§ **Lines of data**
....................
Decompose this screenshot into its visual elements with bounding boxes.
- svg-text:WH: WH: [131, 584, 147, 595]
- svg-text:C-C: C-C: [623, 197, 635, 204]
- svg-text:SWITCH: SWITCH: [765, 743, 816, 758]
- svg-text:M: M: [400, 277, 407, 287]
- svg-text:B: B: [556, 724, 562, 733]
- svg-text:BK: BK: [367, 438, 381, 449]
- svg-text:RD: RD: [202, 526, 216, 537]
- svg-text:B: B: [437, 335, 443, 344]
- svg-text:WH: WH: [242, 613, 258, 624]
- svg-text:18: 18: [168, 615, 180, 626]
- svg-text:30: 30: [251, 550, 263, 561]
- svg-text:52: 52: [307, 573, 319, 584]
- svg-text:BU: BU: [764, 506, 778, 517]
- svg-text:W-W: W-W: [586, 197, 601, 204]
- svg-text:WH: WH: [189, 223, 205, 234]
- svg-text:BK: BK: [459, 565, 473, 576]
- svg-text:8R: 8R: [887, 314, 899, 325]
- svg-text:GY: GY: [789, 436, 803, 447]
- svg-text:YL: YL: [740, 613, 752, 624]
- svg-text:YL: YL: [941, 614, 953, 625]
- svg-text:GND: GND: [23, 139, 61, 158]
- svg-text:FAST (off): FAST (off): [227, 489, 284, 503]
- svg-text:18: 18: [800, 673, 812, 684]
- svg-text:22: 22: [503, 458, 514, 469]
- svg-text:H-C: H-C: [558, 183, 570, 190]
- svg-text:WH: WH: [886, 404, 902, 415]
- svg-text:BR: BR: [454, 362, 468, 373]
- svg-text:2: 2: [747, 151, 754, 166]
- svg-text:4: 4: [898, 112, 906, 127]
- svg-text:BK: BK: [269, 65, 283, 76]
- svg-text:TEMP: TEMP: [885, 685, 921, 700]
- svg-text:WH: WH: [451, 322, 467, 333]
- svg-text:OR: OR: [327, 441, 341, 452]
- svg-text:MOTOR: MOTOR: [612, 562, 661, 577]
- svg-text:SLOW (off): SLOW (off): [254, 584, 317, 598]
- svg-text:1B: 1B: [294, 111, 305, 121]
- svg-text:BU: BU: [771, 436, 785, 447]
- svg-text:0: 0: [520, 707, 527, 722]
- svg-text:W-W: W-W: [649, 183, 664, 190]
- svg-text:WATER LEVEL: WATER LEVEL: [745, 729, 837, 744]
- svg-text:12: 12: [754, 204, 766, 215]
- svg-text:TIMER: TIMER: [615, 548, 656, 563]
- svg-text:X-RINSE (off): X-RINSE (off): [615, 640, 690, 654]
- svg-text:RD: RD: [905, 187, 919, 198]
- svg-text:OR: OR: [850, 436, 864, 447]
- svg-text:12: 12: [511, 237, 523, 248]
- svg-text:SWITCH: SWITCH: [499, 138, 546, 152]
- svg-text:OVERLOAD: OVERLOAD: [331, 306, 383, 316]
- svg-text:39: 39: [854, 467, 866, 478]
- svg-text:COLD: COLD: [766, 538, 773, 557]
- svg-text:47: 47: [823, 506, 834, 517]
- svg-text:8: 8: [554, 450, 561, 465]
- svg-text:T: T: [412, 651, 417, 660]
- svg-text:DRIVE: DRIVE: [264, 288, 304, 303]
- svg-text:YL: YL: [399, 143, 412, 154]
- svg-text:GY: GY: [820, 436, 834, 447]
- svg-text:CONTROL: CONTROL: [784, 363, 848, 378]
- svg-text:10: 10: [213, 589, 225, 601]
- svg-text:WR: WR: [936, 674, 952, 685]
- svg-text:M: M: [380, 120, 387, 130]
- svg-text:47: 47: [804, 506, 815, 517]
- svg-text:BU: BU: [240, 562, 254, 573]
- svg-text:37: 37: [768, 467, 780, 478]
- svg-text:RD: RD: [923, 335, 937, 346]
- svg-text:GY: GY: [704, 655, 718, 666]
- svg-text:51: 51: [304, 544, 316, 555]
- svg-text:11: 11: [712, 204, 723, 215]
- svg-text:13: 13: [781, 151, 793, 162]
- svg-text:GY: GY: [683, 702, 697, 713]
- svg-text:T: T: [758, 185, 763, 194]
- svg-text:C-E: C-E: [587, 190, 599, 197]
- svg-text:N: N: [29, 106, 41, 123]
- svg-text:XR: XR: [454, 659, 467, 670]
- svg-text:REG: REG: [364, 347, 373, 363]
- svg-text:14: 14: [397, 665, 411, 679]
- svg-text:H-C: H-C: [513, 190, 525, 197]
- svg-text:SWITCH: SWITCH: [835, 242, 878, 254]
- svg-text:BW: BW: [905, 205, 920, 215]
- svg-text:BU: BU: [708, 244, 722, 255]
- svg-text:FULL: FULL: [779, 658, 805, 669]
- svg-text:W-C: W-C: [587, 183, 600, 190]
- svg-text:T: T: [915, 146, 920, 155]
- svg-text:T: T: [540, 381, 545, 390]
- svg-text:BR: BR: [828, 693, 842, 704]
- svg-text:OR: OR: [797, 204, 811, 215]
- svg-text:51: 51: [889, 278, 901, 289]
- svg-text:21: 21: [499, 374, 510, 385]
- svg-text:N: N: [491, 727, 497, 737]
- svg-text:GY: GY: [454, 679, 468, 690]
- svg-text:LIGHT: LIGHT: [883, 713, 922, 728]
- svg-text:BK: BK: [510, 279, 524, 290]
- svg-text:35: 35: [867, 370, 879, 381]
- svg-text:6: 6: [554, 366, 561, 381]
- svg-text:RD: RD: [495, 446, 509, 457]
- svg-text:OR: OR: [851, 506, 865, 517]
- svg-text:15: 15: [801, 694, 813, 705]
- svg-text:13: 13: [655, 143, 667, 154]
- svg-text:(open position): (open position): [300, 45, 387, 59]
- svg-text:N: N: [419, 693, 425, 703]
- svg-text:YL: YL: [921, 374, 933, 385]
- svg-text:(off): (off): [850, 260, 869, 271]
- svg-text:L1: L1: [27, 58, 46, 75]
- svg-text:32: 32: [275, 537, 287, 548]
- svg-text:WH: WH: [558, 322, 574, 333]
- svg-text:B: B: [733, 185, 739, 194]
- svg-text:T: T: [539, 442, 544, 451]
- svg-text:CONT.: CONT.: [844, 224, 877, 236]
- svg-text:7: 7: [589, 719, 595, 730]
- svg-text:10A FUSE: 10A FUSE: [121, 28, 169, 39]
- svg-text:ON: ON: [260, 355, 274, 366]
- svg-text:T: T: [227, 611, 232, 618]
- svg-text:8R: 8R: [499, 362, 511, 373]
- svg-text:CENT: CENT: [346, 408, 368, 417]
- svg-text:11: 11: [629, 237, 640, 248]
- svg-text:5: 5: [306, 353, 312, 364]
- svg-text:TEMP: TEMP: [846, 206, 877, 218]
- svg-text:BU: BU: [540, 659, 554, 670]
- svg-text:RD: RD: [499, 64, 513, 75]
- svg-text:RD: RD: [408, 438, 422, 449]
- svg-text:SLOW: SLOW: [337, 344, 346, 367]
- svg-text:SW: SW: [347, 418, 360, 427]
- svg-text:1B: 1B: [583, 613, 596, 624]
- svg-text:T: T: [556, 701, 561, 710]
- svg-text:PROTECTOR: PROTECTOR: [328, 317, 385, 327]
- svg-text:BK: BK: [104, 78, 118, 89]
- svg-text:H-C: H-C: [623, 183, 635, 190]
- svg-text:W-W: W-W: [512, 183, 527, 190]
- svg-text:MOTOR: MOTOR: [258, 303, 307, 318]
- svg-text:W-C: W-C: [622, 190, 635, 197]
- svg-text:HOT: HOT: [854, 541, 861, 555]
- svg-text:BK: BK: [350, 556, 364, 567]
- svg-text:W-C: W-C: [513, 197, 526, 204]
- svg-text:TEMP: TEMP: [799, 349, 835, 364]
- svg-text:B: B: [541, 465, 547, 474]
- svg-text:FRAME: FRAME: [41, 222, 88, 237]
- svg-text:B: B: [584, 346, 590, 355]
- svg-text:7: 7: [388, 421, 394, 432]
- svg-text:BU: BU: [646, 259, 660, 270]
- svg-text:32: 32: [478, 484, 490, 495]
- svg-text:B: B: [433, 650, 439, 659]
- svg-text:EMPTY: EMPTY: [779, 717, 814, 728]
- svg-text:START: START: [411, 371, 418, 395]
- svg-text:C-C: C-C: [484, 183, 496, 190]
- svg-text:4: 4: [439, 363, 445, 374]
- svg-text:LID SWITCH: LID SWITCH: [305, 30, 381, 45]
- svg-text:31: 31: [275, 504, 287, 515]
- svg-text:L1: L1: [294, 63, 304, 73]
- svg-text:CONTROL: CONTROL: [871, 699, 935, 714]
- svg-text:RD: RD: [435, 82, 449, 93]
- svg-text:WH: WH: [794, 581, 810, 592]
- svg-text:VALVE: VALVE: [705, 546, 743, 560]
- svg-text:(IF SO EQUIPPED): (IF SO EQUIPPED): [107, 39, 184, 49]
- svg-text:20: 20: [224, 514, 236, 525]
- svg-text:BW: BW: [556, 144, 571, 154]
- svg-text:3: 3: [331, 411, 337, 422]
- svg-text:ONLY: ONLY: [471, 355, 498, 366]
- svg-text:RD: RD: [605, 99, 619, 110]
....................
§ **WORK TO BE COMPLETED**
Transcribe, without any change, the stretch of material from the first line through the line containing "- svg-text:BK: BK: [367, 438, 381, 449]".

§ **WORKED ANSWER**
Decompose this screenshot into its visual elements with bounding boxes.
- svg-text:WH: WH: [131, 584, 147, 595]
- svg-text:C-C: C-C: [623, 197, 635, 204]
- svg-text:SWITCH: SWITCH: [765, 743, 816, 758]
- svg-text:M: M: [400, 277, 407, 287]
- svg-text:B: B: [556, 724, 562, 733]
- svg-text:BK: BK: [367, 438, 381, 449]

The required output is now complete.